◆ Passage
========

J/A+A/361/1023 Evolution models for α-enhanced stars (Salasnich+ 2000)
Evolutionary tracks and isochrones for α-enhanced stars.
Salasnich B., Girardi L., Weiss A., Chiosi C.
<Astron. Astrophys., 361, 1023 (2000)>
=2000A&A...361.1023S 2000A&A...361.1023S
ADC_Keywords: Models, evolutionary ; Photometry, UBVRIJKLMNH ; Abundances ;
Effective temperatures
Keywords: stars: evolution - stars: interiors -
stars: Hertzsprung-Russel (HR) and C-M diagrams
Abstract:
We present four large sets of evolutionary tracks for stars with
initial chemical compositions [Y=0.250, Z=0.008], [Y=0.2773, Z=0.019],
[Y=0.320, Z=0.040] and [Y=0.390, Z=0.070] and enhancement of α
elements with respect to the solar pattern. The major improvement with
respect to previous similar calculations is that we use consistent
opacities - i.e. computed with the same chemical composition as
adopted in the stellar models - over the whole relevant range of
temperatures. For the same initial chemical compositions [Y, Z] and
otherwise identical input physics we present also new evolutionary
sequences with solar-scaled mixtures of abundances. Based on these
stellar models we calculate the corresponding sets of isochrones both
in the Johnson-Cousins UBVRIJHK and HST/WFPC2 photometric systems.

========

◆ Requirements
(a) Reproduce the catalog description word for word, beginning at the words "J/A+A/361/1023 Evolution models" and stopping after "A., Chiosi C.".
(b) In the rows, from the first line through the line containing "x-tick-label: 0 bbox=[100, 533, 108, 554]", rename every "x-tick-label" as "horizontal-tick-label" and give only those lines back, with nothing else altered.

(Spatial layout data)

========

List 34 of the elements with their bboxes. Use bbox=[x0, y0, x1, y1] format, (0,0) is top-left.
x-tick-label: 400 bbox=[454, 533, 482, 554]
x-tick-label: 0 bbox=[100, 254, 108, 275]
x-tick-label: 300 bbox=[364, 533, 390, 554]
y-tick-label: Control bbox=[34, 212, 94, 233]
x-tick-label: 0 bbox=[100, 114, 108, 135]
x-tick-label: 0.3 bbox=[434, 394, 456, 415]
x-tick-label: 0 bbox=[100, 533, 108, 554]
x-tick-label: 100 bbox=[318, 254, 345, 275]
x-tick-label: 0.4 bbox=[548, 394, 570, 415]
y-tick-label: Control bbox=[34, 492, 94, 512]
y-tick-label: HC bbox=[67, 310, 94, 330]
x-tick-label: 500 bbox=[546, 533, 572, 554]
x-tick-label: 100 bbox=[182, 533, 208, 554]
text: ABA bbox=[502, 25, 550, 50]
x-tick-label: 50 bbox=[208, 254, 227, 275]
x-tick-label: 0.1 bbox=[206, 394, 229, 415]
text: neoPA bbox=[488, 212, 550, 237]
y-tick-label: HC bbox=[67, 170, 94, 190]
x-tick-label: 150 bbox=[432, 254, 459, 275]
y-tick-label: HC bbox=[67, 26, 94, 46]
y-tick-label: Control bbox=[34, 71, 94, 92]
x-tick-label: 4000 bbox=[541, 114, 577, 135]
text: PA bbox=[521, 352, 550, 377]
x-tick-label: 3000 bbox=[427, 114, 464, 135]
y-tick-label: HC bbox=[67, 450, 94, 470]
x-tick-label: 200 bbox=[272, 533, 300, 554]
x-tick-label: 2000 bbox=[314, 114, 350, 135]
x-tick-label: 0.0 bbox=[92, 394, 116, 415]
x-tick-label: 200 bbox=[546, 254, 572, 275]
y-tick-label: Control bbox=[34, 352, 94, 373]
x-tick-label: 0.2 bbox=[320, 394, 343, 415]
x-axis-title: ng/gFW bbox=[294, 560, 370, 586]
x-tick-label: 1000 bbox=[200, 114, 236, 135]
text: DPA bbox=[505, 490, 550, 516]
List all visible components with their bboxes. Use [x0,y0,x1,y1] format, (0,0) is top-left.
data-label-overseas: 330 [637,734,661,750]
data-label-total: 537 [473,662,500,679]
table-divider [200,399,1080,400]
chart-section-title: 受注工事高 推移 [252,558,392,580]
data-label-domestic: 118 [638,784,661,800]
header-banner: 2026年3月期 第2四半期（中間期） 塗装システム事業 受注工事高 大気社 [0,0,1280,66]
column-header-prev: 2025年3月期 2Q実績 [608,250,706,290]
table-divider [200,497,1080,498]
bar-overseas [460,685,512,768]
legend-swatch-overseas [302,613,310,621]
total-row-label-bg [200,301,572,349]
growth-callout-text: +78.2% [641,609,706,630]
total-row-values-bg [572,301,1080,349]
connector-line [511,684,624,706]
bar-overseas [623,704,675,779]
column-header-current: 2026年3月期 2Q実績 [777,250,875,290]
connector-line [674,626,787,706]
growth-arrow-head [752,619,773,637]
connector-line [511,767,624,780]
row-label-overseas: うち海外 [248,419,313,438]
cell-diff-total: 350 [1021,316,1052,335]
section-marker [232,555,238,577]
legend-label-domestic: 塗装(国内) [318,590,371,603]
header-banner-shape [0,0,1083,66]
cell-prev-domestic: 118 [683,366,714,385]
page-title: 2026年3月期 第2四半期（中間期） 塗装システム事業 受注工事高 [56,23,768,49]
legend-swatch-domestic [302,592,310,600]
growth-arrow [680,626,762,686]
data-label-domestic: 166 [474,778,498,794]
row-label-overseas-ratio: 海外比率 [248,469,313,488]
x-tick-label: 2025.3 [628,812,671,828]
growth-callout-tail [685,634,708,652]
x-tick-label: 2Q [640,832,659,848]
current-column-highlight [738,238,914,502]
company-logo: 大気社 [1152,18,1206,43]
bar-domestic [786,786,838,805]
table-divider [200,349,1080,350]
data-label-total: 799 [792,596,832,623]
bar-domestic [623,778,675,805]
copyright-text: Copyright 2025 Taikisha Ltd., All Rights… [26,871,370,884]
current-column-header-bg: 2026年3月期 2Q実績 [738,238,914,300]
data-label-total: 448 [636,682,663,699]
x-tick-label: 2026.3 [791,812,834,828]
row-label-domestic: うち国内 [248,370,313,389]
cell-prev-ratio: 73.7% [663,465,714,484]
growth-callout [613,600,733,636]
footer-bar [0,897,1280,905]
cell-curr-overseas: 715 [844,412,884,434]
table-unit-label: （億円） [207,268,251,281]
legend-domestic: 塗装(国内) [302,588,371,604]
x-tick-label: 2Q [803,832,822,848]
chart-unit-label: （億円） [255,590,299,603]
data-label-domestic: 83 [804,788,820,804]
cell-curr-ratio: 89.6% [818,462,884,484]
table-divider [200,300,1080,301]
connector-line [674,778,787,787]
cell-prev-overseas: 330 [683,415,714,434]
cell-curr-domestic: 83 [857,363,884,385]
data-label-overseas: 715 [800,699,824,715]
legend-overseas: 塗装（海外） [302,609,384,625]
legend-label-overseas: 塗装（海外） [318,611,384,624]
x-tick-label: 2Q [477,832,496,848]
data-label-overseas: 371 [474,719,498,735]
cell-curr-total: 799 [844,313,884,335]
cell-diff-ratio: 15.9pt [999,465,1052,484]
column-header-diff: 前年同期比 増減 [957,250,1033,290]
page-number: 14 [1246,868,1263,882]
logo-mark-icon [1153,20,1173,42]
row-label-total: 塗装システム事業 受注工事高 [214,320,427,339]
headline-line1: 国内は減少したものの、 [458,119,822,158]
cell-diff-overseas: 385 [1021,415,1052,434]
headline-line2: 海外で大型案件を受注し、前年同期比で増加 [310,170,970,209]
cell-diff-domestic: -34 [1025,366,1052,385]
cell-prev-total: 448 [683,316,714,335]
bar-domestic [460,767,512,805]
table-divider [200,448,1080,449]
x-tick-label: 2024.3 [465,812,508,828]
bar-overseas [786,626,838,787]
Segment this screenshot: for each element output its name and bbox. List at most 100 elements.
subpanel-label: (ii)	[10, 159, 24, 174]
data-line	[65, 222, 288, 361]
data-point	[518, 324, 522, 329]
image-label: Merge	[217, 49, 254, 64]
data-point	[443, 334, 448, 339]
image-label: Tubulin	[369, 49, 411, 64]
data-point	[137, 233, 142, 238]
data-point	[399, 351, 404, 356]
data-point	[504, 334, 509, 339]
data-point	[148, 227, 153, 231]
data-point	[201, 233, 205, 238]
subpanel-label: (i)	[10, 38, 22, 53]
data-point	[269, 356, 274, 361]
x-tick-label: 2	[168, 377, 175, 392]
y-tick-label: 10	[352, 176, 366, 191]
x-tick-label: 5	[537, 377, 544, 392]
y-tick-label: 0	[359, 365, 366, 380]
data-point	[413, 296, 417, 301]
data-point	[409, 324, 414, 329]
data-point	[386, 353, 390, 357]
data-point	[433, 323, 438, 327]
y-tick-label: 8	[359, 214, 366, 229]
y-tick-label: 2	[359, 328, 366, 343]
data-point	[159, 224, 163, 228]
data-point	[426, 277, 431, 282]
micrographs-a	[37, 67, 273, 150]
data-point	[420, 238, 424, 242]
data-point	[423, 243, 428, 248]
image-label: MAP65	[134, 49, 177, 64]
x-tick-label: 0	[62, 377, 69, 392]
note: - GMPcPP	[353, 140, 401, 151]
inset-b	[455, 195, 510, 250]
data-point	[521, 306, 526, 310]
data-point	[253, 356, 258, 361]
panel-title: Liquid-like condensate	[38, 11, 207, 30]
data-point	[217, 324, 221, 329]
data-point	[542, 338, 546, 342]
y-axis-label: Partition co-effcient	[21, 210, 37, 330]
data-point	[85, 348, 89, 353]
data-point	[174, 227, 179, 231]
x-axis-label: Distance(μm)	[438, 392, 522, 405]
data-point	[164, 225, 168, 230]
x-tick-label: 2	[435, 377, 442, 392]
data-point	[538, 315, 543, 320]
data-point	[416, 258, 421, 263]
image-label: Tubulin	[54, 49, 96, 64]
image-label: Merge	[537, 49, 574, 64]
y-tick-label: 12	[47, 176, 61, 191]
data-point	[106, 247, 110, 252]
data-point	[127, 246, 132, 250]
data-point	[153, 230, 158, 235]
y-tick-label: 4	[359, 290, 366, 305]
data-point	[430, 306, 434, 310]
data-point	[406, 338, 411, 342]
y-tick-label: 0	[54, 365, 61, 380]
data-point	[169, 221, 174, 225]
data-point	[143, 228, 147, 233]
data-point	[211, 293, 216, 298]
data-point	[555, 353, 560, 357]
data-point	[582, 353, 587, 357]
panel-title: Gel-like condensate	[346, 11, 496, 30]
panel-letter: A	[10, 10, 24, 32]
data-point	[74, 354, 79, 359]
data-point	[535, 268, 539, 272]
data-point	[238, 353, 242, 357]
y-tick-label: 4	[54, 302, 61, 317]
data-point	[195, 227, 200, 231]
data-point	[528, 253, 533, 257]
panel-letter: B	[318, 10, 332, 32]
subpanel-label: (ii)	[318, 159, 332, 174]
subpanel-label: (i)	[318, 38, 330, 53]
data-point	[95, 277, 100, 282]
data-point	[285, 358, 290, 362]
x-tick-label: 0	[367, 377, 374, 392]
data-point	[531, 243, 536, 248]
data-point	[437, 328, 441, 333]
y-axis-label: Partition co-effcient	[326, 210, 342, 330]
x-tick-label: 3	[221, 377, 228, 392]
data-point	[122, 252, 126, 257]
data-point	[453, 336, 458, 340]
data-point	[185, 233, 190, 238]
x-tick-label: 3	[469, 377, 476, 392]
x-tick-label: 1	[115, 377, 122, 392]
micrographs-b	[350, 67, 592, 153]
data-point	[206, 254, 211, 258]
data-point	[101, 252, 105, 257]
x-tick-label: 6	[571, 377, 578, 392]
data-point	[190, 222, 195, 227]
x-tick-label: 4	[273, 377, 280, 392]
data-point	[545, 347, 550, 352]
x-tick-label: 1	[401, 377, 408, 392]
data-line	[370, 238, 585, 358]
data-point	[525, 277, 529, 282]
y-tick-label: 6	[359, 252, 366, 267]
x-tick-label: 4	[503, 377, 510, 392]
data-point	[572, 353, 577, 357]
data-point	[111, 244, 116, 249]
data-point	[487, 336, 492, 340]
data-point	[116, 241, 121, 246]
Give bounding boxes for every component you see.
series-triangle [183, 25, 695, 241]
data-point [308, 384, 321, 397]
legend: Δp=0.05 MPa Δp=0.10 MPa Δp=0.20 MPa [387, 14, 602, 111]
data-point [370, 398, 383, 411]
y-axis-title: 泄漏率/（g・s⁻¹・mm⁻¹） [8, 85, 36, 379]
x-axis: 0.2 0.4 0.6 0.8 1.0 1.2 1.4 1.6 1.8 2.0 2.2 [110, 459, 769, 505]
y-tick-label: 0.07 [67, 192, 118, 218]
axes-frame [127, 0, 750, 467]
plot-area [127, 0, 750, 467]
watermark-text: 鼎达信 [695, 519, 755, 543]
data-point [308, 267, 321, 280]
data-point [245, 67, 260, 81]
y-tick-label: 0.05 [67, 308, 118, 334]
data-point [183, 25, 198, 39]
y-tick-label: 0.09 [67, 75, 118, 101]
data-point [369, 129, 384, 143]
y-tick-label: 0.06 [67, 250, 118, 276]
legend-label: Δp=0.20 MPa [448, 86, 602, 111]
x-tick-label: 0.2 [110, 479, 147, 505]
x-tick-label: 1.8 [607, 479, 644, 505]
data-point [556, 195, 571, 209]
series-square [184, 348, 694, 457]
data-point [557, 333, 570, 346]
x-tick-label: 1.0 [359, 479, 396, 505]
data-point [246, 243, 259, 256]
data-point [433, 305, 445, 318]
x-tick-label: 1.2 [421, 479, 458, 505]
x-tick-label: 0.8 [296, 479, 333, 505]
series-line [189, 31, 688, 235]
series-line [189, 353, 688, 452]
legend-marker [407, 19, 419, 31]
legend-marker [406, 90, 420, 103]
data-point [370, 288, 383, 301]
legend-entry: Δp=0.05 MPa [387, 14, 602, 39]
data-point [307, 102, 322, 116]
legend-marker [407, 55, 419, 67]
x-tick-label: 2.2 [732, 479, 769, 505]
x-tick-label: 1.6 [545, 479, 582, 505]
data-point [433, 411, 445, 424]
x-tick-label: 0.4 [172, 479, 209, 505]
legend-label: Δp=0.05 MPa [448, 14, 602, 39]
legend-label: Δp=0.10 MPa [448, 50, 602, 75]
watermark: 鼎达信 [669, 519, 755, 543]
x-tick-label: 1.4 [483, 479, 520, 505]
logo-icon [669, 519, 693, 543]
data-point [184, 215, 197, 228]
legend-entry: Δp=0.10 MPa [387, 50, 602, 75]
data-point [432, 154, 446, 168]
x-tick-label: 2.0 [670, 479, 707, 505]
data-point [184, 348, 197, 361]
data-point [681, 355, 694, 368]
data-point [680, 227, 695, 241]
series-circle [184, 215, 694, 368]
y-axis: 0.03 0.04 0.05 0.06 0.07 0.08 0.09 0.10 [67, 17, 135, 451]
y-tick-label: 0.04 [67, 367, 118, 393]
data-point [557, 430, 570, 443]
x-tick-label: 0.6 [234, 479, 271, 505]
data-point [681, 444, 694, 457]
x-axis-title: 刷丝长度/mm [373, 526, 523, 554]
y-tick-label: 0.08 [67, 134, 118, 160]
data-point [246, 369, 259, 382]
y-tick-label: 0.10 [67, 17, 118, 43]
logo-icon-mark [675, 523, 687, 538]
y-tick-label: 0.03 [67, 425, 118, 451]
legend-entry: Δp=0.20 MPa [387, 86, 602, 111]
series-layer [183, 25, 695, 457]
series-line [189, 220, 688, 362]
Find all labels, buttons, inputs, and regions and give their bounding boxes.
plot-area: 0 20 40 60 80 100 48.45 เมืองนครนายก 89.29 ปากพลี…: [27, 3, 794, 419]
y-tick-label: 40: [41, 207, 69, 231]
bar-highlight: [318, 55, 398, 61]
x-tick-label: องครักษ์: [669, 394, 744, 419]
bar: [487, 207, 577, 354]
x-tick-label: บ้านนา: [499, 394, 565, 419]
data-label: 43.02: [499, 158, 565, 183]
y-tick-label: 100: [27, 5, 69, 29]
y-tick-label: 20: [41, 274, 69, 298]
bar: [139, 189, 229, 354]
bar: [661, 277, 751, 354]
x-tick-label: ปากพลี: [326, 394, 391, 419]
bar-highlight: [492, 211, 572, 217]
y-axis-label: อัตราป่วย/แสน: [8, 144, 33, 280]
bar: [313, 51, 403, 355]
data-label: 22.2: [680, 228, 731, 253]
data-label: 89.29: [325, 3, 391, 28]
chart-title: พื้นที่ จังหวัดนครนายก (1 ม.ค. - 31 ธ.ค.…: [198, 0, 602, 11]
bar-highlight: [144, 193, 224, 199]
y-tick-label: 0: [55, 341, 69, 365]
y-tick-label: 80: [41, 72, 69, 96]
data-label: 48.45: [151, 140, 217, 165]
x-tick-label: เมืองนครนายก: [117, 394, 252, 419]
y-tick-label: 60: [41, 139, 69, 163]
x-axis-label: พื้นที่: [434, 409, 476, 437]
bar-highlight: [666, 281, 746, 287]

========

◆ Full answers
(a)
J/A+A/361/1023 Evolution models for α-enhanced stars (Salasnich+ 2000)
Evolutionary tracks and isochrones for α-enhanced stars.
Salasnich B., Girardi L., Weiss A., Chiosi C.

(b)
List 34 of the elements with their bboxes. Use bbox=[x0, y0, x1, y1] format, (0,0) is top-left.
horizontal-tick-label: 400 bbox=[454, 533, 482, 554]
horizontal-tick-label: 0 bbox=[100, 254, 108, 275]
horizontal-tick-label: 300 bbox=[364, 533, 390, 554]
y-tick-label: Control bbox=[34, 212, 94, 233]
horizontal-tick-label: 0 bbox=[100, 114, 108, 135]
horizontal-tick-label: 0.3 bbox=[434, 394, 456, 415]
horizontal-tick-label: 0 bbox=[100, 533, 108, 554]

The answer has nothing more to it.